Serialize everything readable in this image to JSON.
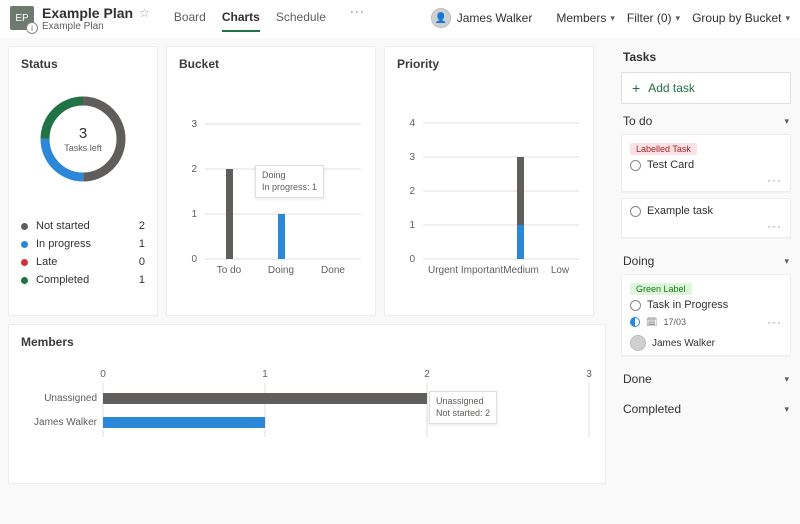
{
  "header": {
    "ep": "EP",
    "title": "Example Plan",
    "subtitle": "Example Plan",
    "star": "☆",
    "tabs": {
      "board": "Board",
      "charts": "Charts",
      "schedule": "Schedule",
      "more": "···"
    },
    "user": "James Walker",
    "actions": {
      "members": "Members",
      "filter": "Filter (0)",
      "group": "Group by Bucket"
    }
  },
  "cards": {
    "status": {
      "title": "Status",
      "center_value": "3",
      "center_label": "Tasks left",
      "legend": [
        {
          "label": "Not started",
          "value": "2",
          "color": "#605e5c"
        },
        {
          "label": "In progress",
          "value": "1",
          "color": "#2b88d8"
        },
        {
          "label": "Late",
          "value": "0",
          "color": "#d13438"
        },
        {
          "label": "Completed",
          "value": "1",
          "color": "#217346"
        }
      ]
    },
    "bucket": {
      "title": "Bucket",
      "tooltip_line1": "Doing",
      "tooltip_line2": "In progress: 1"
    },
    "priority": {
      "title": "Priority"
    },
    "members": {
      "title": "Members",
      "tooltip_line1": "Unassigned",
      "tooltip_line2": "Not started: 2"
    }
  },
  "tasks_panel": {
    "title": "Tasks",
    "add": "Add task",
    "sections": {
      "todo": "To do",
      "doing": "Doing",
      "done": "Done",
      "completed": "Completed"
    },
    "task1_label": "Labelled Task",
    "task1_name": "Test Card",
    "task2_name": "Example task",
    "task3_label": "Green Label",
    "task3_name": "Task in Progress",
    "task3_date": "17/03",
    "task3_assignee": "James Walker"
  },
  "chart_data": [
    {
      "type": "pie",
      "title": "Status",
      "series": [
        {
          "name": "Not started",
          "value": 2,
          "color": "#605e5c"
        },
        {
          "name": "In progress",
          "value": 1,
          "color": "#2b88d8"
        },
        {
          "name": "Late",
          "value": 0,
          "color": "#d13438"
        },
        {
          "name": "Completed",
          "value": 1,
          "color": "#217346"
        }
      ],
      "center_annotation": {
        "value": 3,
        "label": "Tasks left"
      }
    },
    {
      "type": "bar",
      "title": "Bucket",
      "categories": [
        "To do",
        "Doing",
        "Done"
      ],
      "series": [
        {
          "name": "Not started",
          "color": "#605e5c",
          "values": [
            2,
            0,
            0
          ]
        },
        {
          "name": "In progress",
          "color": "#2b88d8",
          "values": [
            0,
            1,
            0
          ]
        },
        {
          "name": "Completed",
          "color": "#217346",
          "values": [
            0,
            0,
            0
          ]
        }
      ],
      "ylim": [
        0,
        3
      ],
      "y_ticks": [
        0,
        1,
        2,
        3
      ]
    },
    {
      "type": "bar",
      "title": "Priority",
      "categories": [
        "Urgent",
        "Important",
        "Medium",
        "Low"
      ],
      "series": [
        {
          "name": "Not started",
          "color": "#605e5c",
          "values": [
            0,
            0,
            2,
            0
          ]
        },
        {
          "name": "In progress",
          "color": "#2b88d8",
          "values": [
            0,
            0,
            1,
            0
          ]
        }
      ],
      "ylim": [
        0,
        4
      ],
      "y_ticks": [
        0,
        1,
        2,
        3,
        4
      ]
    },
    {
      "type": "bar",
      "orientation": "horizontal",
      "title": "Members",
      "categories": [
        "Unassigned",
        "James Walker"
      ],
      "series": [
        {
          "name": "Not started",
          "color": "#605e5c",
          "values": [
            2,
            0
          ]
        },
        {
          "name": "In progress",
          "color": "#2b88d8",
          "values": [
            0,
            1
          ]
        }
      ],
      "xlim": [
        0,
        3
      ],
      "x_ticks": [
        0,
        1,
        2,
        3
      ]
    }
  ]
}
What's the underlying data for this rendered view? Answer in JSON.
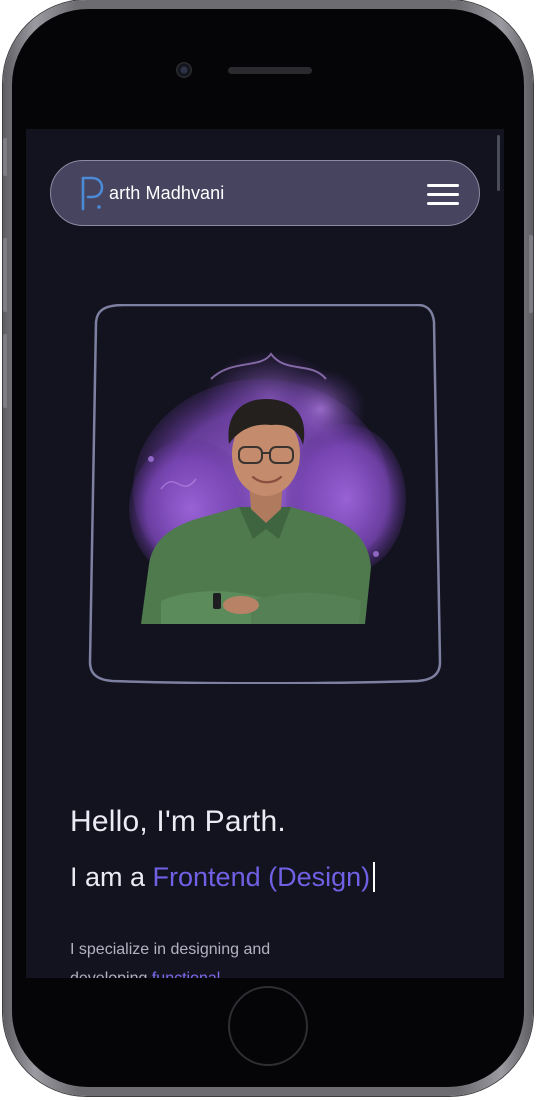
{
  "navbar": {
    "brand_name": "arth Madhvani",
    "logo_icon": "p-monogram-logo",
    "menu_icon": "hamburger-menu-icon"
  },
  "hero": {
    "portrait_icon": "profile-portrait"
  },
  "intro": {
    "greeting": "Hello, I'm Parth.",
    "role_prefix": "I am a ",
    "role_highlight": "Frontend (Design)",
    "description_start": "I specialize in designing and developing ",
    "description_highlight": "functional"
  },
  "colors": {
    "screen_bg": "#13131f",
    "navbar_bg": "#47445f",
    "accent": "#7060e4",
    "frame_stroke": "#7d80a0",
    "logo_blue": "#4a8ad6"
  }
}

+ + + +

**Goal:** Output the span from the line with "What's the underlying" through the last line of the data, inclusive and exact, and omit every picture.

**Exercise solution:**
What's the underlying data for this rendered view? Answer in JSON.
{
  "navbar": {
    "brand_name": "arth Madhvani",
    "logo_icon": "p-monogram-logo",
    "menu_icon": "hamburger-menu-icon"
  },
  "hero": {
    "portrait_icon": "profile-portrait"
  },
  "intro": {
    "greeting": "Hello, I'm Parth.",
    "role_prefix": "I am a ",
    "role_highlight": "Frontend (Design)",
    "description_start": "I specialize in designing and developing ",
    "description_highlight": "functional"
  },
  "colors": {
    "screen_bg": "#13131f",
    "navbar_bg": "#47445f",
    "accent": "#7060e4",
    "frame_stroke": "#7d80a0",
    "logo_blue": "#4a8ad6"
  }
}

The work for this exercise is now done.